** start Input records **

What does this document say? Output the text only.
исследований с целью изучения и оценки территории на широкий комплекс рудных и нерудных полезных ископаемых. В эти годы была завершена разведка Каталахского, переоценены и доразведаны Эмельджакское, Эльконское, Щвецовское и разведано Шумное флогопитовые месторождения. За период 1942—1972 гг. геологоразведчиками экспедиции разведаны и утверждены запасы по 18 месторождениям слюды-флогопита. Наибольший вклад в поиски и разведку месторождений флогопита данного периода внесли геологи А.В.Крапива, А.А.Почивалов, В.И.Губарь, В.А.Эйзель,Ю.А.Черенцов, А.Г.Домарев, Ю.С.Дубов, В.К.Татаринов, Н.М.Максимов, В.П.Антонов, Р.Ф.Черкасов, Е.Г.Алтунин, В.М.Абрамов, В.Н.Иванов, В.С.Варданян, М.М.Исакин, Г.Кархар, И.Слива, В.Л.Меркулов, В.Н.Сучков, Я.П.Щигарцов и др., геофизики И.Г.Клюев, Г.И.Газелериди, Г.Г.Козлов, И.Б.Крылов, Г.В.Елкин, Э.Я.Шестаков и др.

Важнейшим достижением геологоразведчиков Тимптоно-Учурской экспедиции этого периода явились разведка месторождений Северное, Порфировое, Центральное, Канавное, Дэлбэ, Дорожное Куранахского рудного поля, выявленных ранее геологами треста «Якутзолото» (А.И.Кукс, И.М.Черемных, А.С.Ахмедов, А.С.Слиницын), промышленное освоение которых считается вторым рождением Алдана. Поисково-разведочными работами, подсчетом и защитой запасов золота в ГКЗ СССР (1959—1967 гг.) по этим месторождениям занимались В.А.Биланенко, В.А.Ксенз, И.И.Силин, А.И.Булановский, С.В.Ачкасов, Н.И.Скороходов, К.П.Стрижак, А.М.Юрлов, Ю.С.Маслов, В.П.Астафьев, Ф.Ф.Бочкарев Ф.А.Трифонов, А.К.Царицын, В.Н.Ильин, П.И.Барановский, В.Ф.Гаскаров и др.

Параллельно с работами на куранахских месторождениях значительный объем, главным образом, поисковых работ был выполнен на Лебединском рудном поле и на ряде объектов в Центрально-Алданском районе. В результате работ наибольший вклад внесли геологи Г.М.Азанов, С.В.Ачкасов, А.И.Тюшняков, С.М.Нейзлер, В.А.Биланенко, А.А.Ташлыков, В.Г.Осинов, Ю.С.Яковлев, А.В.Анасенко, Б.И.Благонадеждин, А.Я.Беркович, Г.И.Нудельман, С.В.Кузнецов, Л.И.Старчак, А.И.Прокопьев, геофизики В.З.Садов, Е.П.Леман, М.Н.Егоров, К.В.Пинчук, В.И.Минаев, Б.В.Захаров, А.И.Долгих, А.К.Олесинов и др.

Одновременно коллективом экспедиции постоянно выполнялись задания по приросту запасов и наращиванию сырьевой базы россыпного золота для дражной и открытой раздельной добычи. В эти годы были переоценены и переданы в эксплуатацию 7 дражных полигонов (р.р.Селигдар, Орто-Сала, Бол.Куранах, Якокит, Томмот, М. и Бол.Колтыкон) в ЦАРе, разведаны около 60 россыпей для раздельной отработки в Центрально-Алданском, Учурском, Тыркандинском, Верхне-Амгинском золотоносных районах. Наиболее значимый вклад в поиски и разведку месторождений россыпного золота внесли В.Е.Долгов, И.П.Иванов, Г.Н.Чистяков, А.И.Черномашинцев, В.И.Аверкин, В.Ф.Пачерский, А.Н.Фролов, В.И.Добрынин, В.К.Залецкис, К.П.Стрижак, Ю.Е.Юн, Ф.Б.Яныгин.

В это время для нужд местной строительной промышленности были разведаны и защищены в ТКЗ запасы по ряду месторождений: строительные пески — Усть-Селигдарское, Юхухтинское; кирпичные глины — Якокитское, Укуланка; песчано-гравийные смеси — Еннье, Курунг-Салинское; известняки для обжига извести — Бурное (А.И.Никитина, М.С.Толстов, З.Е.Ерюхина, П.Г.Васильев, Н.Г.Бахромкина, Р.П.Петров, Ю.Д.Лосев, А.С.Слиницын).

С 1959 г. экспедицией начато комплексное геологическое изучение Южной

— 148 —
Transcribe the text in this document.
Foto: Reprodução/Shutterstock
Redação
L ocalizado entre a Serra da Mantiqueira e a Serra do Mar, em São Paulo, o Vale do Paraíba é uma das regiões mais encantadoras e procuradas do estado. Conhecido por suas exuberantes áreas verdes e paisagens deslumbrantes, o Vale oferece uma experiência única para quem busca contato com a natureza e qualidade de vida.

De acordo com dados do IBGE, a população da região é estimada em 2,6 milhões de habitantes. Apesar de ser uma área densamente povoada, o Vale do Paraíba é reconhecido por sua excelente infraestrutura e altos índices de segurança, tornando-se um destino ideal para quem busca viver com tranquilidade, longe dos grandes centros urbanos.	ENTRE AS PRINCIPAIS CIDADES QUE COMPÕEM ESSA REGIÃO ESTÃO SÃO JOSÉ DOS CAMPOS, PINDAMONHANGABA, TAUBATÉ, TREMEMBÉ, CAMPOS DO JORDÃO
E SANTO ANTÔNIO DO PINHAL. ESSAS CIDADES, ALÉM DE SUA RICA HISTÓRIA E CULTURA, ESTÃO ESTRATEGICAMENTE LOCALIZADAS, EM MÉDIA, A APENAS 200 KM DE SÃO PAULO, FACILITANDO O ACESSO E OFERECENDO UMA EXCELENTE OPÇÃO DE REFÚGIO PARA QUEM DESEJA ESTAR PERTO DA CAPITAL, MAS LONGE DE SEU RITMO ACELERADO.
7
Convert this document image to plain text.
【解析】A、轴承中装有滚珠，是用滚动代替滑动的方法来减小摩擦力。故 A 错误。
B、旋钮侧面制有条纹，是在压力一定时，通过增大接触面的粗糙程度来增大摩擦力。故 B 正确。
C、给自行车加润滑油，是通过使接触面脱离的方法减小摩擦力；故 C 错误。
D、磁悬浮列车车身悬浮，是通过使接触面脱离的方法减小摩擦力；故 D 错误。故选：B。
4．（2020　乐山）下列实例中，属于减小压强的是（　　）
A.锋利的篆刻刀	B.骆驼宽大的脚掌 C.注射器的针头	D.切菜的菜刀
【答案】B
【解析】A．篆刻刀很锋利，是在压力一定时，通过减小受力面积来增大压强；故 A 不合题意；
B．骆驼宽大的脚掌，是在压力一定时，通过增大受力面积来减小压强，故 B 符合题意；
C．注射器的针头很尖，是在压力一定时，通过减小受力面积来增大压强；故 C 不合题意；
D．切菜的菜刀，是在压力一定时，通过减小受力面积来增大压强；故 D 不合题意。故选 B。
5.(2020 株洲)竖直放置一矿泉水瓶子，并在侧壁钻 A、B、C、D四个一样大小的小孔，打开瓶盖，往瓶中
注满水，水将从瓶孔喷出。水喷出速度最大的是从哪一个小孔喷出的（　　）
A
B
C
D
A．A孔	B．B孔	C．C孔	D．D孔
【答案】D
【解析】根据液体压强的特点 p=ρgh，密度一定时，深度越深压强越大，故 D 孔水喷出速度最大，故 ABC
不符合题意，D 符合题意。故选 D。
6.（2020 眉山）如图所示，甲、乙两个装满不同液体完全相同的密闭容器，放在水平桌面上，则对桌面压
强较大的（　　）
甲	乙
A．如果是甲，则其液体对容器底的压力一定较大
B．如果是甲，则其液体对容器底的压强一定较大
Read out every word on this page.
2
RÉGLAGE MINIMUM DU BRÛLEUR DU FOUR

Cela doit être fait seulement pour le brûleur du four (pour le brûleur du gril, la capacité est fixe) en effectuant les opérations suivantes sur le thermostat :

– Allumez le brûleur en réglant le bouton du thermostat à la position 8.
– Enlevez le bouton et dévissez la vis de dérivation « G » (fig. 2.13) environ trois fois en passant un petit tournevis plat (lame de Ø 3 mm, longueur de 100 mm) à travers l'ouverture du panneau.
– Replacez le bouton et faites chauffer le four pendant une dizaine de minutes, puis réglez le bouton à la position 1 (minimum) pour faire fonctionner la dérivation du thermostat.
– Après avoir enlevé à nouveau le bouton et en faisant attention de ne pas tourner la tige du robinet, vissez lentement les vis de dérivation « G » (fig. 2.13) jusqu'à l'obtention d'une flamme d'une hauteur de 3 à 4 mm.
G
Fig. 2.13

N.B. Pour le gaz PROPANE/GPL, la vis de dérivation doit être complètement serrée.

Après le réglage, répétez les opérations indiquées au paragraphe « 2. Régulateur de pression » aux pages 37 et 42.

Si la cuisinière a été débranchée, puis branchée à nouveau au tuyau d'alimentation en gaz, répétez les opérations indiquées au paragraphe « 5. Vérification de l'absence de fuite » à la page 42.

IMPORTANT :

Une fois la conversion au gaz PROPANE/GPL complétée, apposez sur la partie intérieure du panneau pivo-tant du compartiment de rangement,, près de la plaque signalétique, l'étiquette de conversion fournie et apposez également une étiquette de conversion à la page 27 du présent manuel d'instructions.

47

** end Input records **

_Exercise goal_
Working from the material above, state how many lines contain "document"; give only the number.

_Completed task_
3